[Begin DATASET EXCERPTS]

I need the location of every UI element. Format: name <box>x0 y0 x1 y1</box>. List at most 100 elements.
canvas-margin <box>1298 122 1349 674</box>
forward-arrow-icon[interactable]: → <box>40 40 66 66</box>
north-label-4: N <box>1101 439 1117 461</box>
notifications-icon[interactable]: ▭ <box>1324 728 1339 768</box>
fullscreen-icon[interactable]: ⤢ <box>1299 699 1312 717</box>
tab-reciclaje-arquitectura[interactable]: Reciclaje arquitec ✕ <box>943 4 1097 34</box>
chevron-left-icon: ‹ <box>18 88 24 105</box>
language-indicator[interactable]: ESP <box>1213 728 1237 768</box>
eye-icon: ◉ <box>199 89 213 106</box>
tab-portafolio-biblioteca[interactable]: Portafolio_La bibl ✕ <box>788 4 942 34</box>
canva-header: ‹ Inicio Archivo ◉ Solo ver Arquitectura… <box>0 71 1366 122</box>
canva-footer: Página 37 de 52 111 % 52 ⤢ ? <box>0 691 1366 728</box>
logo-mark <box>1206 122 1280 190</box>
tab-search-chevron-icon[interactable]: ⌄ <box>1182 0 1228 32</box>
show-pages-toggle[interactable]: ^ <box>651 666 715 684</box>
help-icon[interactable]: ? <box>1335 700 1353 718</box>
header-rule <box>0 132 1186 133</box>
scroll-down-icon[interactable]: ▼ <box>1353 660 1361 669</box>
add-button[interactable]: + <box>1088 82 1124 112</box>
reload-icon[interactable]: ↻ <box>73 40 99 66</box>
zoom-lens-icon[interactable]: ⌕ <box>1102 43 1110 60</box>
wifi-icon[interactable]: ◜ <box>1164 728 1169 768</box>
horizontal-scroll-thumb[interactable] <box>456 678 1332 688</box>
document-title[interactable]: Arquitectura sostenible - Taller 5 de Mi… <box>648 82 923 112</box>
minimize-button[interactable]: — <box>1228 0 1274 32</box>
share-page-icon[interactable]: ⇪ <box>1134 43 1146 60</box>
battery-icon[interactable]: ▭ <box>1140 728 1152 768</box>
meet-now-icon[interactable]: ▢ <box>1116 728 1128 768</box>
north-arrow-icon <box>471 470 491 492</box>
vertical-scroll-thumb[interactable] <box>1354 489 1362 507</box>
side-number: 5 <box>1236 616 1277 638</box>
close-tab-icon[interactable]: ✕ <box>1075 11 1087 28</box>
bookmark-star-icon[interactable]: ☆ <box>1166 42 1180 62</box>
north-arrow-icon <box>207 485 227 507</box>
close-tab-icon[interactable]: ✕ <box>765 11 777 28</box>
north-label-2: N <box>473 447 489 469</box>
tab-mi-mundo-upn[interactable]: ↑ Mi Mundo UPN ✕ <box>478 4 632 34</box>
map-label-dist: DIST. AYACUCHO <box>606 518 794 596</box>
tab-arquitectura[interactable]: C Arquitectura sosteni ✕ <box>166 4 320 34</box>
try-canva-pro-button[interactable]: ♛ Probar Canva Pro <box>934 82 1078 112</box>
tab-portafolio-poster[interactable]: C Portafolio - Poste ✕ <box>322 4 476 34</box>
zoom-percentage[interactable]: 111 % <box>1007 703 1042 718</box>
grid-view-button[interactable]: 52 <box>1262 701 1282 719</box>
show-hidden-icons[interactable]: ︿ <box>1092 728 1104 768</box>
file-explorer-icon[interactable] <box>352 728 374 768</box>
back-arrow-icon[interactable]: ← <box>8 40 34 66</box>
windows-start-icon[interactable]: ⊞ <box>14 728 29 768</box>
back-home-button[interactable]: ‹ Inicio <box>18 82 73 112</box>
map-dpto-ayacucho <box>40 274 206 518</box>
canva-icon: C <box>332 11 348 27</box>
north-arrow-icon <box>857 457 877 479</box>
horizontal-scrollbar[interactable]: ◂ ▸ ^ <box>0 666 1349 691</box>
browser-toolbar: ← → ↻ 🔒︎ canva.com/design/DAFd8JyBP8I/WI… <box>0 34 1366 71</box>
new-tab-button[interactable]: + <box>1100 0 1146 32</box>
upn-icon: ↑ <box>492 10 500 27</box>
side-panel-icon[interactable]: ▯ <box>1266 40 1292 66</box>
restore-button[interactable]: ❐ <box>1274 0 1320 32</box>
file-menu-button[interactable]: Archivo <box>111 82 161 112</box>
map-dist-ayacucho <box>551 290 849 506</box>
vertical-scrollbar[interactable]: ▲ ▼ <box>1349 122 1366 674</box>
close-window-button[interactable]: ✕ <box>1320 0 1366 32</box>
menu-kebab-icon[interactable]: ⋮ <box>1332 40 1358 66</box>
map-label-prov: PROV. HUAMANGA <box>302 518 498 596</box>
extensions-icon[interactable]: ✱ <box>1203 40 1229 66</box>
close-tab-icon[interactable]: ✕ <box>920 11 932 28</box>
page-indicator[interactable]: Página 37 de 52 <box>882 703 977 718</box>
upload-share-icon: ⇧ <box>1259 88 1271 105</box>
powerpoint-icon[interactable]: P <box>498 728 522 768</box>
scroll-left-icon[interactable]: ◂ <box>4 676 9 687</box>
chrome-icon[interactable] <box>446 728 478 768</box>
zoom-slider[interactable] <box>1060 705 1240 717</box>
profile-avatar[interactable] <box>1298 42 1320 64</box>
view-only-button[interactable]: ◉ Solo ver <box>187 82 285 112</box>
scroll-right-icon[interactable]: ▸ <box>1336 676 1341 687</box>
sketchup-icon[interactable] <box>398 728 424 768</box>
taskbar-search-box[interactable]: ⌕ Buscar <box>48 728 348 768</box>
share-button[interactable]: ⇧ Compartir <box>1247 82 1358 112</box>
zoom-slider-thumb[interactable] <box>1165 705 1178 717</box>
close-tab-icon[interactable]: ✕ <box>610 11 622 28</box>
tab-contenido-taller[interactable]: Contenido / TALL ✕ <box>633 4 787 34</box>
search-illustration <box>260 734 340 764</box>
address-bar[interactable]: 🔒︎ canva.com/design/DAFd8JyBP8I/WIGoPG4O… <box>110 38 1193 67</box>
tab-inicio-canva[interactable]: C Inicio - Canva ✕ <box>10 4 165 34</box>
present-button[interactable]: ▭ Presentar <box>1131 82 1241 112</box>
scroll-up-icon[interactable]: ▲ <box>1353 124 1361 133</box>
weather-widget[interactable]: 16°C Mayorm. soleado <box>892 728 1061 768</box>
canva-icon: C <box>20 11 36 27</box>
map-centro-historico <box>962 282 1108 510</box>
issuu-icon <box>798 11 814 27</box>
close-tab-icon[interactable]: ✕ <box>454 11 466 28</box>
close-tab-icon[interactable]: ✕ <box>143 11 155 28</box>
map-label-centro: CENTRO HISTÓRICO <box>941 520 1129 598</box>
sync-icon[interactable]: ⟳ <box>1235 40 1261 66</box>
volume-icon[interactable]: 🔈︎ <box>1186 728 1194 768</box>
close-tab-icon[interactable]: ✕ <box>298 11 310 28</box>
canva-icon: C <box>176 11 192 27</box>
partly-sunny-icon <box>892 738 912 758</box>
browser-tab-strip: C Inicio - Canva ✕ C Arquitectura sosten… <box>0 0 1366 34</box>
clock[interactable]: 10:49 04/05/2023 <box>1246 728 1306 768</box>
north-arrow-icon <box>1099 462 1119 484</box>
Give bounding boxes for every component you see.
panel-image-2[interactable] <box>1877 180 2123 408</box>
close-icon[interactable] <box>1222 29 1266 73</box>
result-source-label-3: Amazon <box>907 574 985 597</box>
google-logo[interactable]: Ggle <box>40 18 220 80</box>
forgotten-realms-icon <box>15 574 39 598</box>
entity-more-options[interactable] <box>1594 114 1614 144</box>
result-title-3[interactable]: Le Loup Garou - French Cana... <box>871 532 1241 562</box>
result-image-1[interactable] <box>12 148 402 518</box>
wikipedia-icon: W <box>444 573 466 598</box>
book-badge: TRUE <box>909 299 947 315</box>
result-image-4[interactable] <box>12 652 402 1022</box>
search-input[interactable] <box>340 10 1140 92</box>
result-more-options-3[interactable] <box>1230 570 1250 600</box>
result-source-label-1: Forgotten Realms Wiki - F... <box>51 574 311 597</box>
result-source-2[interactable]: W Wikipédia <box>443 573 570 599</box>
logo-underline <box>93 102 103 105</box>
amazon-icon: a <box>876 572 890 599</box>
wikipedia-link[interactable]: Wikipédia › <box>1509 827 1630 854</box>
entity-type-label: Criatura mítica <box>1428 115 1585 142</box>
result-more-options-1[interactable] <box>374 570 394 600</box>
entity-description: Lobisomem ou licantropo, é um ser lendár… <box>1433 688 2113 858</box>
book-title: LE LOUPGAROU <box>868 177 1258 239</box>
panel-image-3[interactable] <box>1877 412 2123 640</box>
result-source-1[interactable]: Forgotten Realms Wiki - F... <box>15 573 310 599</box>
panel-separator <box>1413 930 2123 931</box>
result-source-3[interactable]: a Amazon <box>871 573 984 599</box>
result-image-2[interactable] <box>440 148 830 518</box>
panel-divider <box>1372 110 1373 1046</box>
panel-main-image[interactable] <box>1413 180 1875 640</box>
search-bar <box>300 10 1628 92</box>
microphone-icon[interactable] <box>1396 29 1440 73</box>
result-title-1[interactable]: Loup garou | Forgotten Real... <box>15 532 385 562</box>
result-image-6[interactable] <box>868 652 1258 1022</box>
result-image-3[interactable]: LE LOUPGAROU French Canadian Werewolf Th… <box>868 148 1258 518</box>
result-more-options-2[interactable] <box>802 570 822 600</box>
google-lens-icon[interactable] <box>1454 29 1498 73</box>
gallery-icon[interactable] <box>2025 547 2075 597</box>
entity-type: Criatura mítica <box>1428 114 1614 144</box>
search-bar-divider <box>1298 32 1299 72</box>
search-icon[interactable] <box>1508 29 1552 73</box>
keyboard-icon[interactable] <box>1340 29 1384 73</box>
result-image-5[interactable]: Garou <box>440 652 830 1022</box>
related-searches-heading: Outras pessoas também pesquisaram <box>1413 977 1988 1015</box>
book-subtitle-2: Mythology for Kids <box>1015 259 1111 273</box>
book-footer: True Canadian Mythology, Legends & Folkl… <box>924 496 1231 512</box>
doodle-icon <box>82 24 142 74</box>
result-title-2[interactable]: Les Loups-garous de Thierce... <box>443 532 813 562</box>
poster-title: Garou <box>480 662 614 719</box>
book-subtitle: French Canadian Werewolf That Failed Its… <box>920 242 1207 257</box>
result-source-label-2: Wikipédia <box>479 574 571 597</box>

[End DATASET EXCERPTS]

### TASK BRIEF
Can you reproduce, character for character, the lines of the listing from its very first line down through the line containing "meet-now-icon[interactable]: ▢ <box>1116", including both of those lines?

### THE ANSWER
I need the location of every UI element. Format: name <box>x0 y0 x1 y1</box>. List at most 100 elements.
canvas-margin <box>1298 122 1349 674</box>
forward-arrow-icon[interactable]: → <box>40 40 66 66</box>
north-label-4: N <box>1101 439 1117 461</box>
notifications-icon[interactable]: ▭ <box>1324 728 1339 768</box>
fullscreen-icon[interactable]: ⤢ <box>1299 699 1312 717</box>
tab-reciclaje-arquitectura[interactable]: Reciclaje arquitec ✕ <box>943 4 1097 34</box>
chevron-left-icon: ‹ <box>18 88 24 105</box>
language-indicator[interactable]: ESP <box>1213 728 1237 768</box>
eye-icon: ◉ <box>199 89 213 106</box>
tab-portafolio-biblioteca[interactable]: Portafolio_La bibl ✕ <box>788 4 942 34</box>
canva-header: ‹ Inicio Archivo ◉ Solo ver Arquitectura… <box>0 71 1366 122</box>
canva-footer: Página 37 de 52 111 % 52 ⤢ ? <box>0 691 1366 728</box>
logo-mark <box>1206 122 1280 190</box>
tab-search-chevron-icon[interactable]: ⌄ <box>1182 0 1228 32</box>
show-pages-toggle[interactable]: ^ <box>651 666 715 684</box>
help-icon[interactable]: ? <box>1335 700 1353 718</box>
header-rule <box>0 132 1186 133</box>
scroll-down-icon[interactable]: ▼ <box>1353 660 1361 669</box>
add-button[interactable]: + <box>1088 82 1124 112</box>
reload-icon[interactable]: ↻ <box>73 40 99 66</box>
zoom-lens-icon[interactable]: ⌕ <box>1102 43 1110 60</box>
wifi-icon[interactable]: ◜ <box>1164 728 1169 768</box>
horizontal-scroll-thumb[interactable] <box>456 678 1332 688</box>
document-title[interactable]: Arquitectura sostenible - Taller 5 de Mi… <box>648 82 923 112</box>
minimize-button[interactable]: — <box>1228 0 1274 32</box>
share-page-icon[interactable]: ⇪ <box>1134 43 1146 60</box>
battery-icon[interactable]: ▭ <box>1140 728 1152 768</box>
meet-now-icon[interactable]: ▢ <box>1116 728 1128 768</box>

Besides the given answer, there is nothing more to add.